DATA SHOWN
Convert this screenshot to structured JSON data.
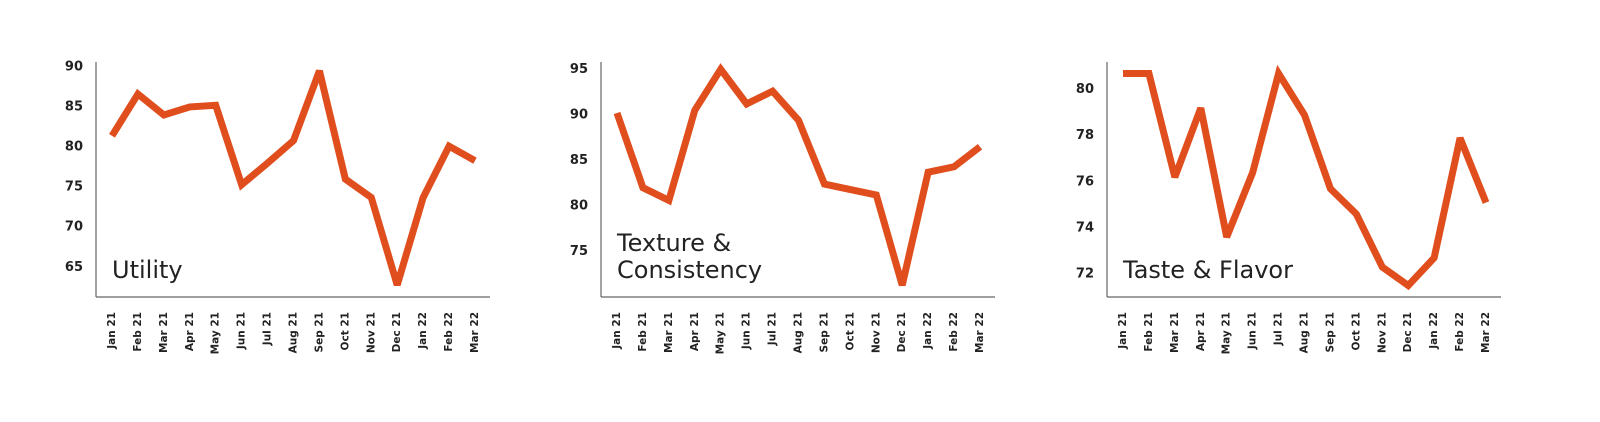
{
  "chart_data": [
    {
      "type": "line",
      "title": "Utility",
      "categories": [
        "Jan 21",
        "Feb 21",
        "Mar 21",
        "Apr 21",
        "May 21",
        "Jun 21",
        "Jul 21",
        "Aug 21",
        "Sep 21",
        "Oct 21",
        "Nov 21",
        "Dec 21",
        "Jan 22",
        "Feb 22",
        "Mar 22"
      ],
      "values": [
        81.4,
        86.6,
        84,
        85,
        85.2,
        75.3,
        78,
        80.8,
        89.5,
        76,
        73.7,
        62.8,
        73.7,
        80.1,
        78.3
      ],
      "color": "#e04e1e",
      "ylim": [
        61.3,
        90.6
      ],
      "yticks": [
        65,
        70,
        75,
        80,
        85,
        90
      ]
    },
    {
      "type": "line",
      "title": "Texture & Consistency",
      "categories": [
        "Jan 21",
        "Feb 21",
        "Mar 21",
        "Apr 21",
        "May 21",
        "Jun 21",
        "Jul 21",
        "Aug 21",
        "Sep 21",
        "Oct 21",
        "Nov 21",
        "Dec 21",
        "Jan 22",
        "Feb 22",
        "Mar 22"
      ],
      "values": [
        90.2,
        82,
        80.6,
        90.5,
        95,
        91.2,
        92.6,
        89.4,
        82.4,
        81.8,
        81.2,
        71.3,
        83.7,
        84.3,
        86.5
      ],
      "color": "#e04e1e",
      "ylim": [
        70,
        95.8
      ],
      "yticks": [
        75,
        80,
        85,
        90,
        95
      ]
    },
    {
      "type": "line",
      "title": "Taste & Flavor",
      "categories": [
        "Jan 21",
        "Feb 21",
        "Mar 21",
        "Apr 21",
        "May 21",
        "Jun 21",
        "Jul 21",
        "Aug 21",
        "Sep 21",
        "Oct 21",
        "Nov 21",
        "Dec 21",
        "Jan 22",
        "Feb 22",
        "Mar 22"
      ],
      "values": [
        80.7,
        80.7,
        76.2,
        79.2,
        73.6,
        76.4,
        80.7,
        78.9,
        75.7,
        74.6,
        72.3,
        71.5,
        72.7,
        77.9,
        75.1
      ],
      "color": "#e04e1e",
      "ylim": [
        71,
        81.2
      ],
      "yticks": [
        72,
        74,
        76,
        78,
        80
      ]
    }
  ]
}
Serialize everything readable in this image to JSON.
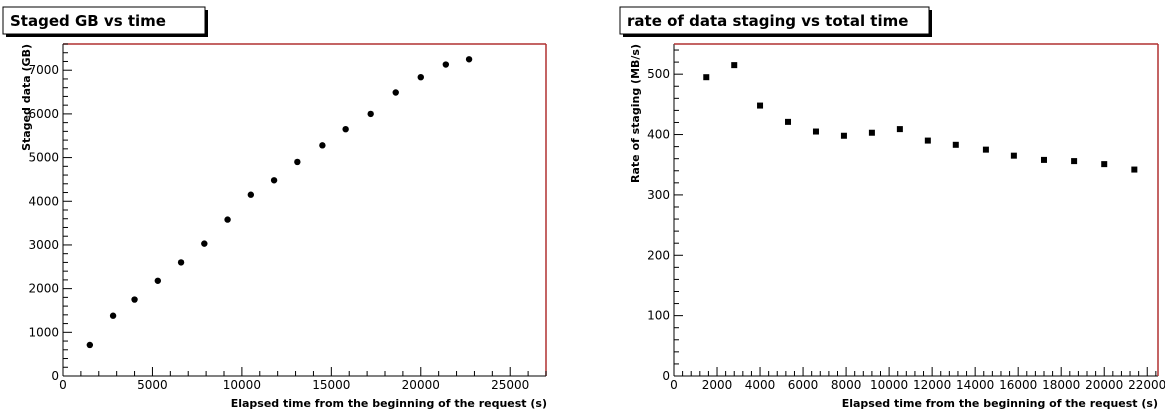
{
  "chart_data": [
    {
      "type": "scatter",
      "title": "Staged GB vs time",
      "xlabel": "Elapsed time from the beginning of the request (s)",
      "ylabel": "Staged data (GB)",
      "xlim": [
        0,
        27000
      ],
      "ylim": [
        0,
        7600
      ],
      "xticks": [
        0,
        5000,
        10000,
        15000,
        20000,
        25000
      ],
      "yticks": [
        0,
        1000,
        2000,
        3000,
        4000,
        5000,
        6000,
        7000
      ],
      "marker": "circle",
      "grid": false,
      "series": [
        {
          "x": [
            1500,
            2800,
            4000,
            5300,
            6600,
            7900,
            9200,
            10500,
            11800,
            13100,
            14500,
            15800,
            17200,
            18600,
            20000,
            21400,
            22700
          ],
          "y": [
            710,
            1380,
            1750,
            2180,
            2600,
            3030,
            3580,
            4150,
            4480,
            4900,
            5280,
            5650,
            6000,
            6490,
            6840,
            7130,
            7250
          ]
        }
      ]
    },
    {
      "type": "scatter",
      "title": "rate of data staging vs total time",
      "xlabel": "Elapsed time from the beginning of the request (s)",
      "ylabel": "Rate of staging (MB/s)",
      "xlim": [
        0,
        22500
      ],
      "ylim": [
        0,
        550
      ],
      "xticks": [
        0,
        2000,
        4000,
        6000,
        8000,
        10000,
        12000,
        14000,
        16000,
        18000,
        20000,
        22000
      ],
      "yticks": [
        0,
        100,
        200,
        300,
        400,
        500
      ],
      "marker": "square",
      "grid": false,
      "series": [
        {
          "x": [
            1500,
            2800,
            4000,
            5300,
            6600,
            7900,
            9200,
            10500,
            11800,
            13100,
            14500,
            15800,
            17200,
            18600,
            20000,
            21400
          ],
          "y": [
            495,
            515,
            448,
            421,
            405,
            398,
            403,
            409,
            390,
            383,
            375,
            365,
            358,
            356,
            351,
            342
          ]
        }
      ]
    }
  ]
}
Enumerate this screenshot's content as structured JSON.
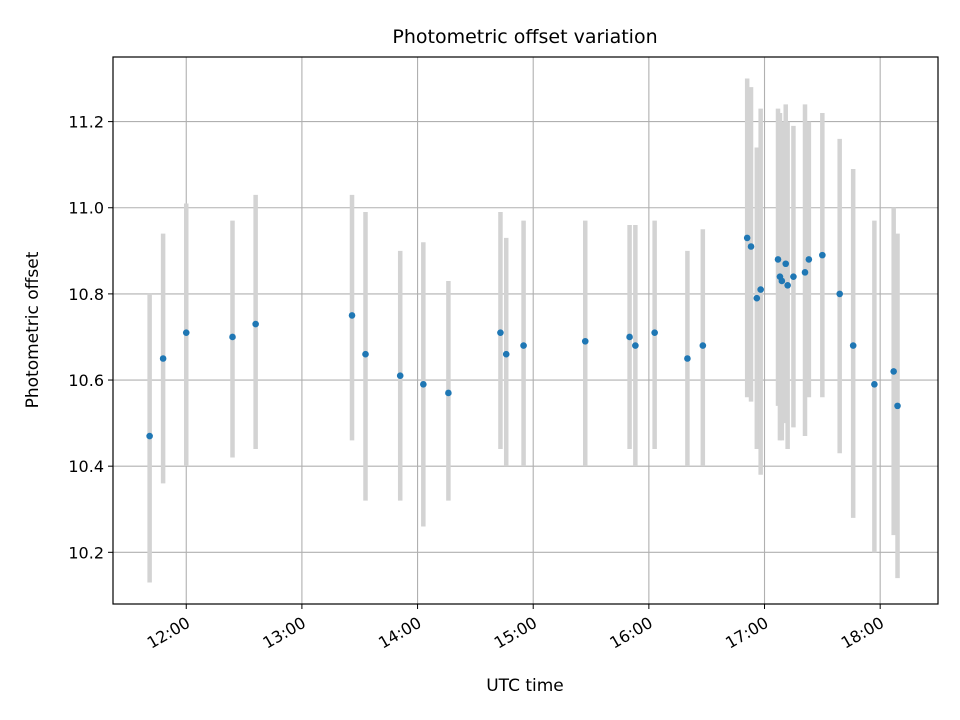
{
  "chart_data": {
    "type": "scatter",
    "title": "Photometric offset variation",
    "xlabel": "UTC time",
    "ylabel": "Photometric offset",
    "xlim": [
      "11:22",
      "18:30"
    ],
    "ylim": [
      10.08,
      11.35
    ],
    "xticks": [
      "12:00",
      "13:00",
      "14:00",
      "15:00",
      "16:00",
      "17:00",
      "18:00"
    ],
    "yticks": [
      "10.2",
      "10.4",
      "10.6",
      "10.8",
      "11.0",
      "11.2"
    ],
    "grid": true,
    "legend": "none",
    "colors": {
      "point": "#1f77b4",
      "errorbar": "#d3d3d3",
      "grid": "#b0b0b0"
    },
    "series": [
      {
        "points": [
          {
            "x": "11:41",
            "y": 10.47,
            "ylow": 10.13,
            "yhigh": 10.8
          },
          {
            "x": "11:48",
            "y": 10.65,
            "ylow": 10.36,
            "yhigh": 10.94
          },
          {
            "x": "12:00",
            "y": 10.71,
            "ylow": 10.4,
            "yhigh": 11.01
          },
          {
            "x": "12:24",
            "y": 10.7,
            "ylow": 10.42,
            "yhigh": 10.97
          },
          {
            "x": "12:36",
            "y": 10.73,
            "ylow": 10.44,
            "yhigh": 11.03
          },
          {
            "x": "13:26",
            "y": 10.75,
            "ylow": 10.46,
            "yhigh": 11.03
          },
          {
            "x": "13:33",
            "y": 10.66,
            "ylow": 10.32,
            "yhigh": 10.99
          },
          {
            "x": "13:51",
            "y": 10.61,
            "ylow": 10.32,
            "yhigh": 10.9
          },
          {
            "x": "14:03",
            "y": 10.59,
            "ylow": 10.26,
            "yhigh": 10.92
          },
          {
            "x": "14:16",
            "y": 10.57,
            "ylow": 10.32,
            "yhigh": 10.83
          },
          {
            "x": "14:43",
            "y": 10.71,
            "ylow": 10.44,
            "yhigh": 10.99
          },
          {
            "x": "14:46",
            "y": 10.66,
            "ylow": 10.4,
            "yhigh": 10.93
          },
          {
            "x": "14:55",
            "y": 10.68,
            "ylow": 10.4,
            "yhigh": 10.97
          },
          {
            "x": "15:27",
            "y": 10.69,
            "ylow": 10.4,
            "yhigh": 10.97
          },
          {
            "x": "15:50",
            "y": 10.7,
            "ylow": 10.44,
            "yhigh": 10.96
          },
          {
            "x": "15:53",
            "y": 10.68,
            "ylow": 10.4,
            "yhigh": 10.96
          },
          {
            "x": "16:03",
            "y": 10.71,
            "ylow": 10.44,
            "yhigh": 10.97
          },
          {
            "x": "16:20",
            "y": 10.65,
            "ylow": 10.4,
            "yhigh": 10.9
          },
          {
            "x": "16:28",
            "y": 10.68,
            "ylow": 10.4,
            "yhigh": 10.95
          },
          {
            "x": "16:51",
            "y": 10.93,
            "ylow": 10.56,
            "yhigh": 11.3
          },
          {
            "x": "16:53",
            "y": 10.91,
            "ylow": 10.55,
            "yhigh": 11.28
          },
          {
            "x": "16:56",
            "y": 10.79,
            "ylow": 10.44,
            "yhigh": 11.14
          },
          {
            "x": "16:58",
            "y": 10.81,
            "ylow": 10.38,
            "yhigh": 11.23
          },
          {
            "x": "17:07",
            "y": 10.88,
            "ylow": 10.54,
            "yhigh": 11.23
          },
          {
            "x": "17:08",
            "y": 10.84,
            "ylow": 10.46,
            "yhigh": 11.22
          },
          {
            "x": "17:09",
            "y": 10.83,
            "ylow": 10.46,
            "yhigh": 11.2
          },
          {
            "x": "17:11",
            "y": 10.87,
            "ylow": 10.5,
            "yhigh": 11.24
          },
          {
            "x": "17:12",
            "y": 10.82,
            "ylow": 10.44,
            "yhigh": 11.2
          },
          {
            "x": "17:15",
            "y": 10.84,
            "ylow": 10.49,
            "yhigh": 11.19
          },
          {
            "x": "17:21",
            "y": 10.85,
            "ylow": 10.47,
            "yhigh": 11.24
          },
          {
            "x": "17:23",
            "y": 10.88,
            "ylow": 10.56,
            "yhigh": 11.2
          },
          {
            "x": "17:30",
            "y": 10.89,
            "ylow": 10.56,
            "yhigh": 11.22
          },
          {
            "x": "17:39",
            "y": 10.8,
            "ylow": 10.43,
            "yhigh": 11.16
          },
          {
            "x": "17:46",
            "y": 10.68,
            "ylow": 10.28,
            "yhigh": 11.09
          },
          {
            "x": "17:57",
            "y": 10.59,
            "ylow": 10.2,
            "yhigh": 10.97
          },
          {
            "x": "18:07",
            "y": 10.62,
            "ylow": 10.24,
            "yhigh": 11.0
          },
          {
            "x": "18:09",
            "y": 10.54,
            "ylow": 10.14,
            "yhigh": 10.94
          }
        ]
      }
    ]
  }
}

WORK TO BE COMPLETED
Every line that holds the word "ylabel" should be extracted.

WRITTEN RESPONSE
      "ylabel": "Staged data (GB)",
      "ylabel": "Rate of staging (MB/s)",
    "ylabel": "Photometric offset",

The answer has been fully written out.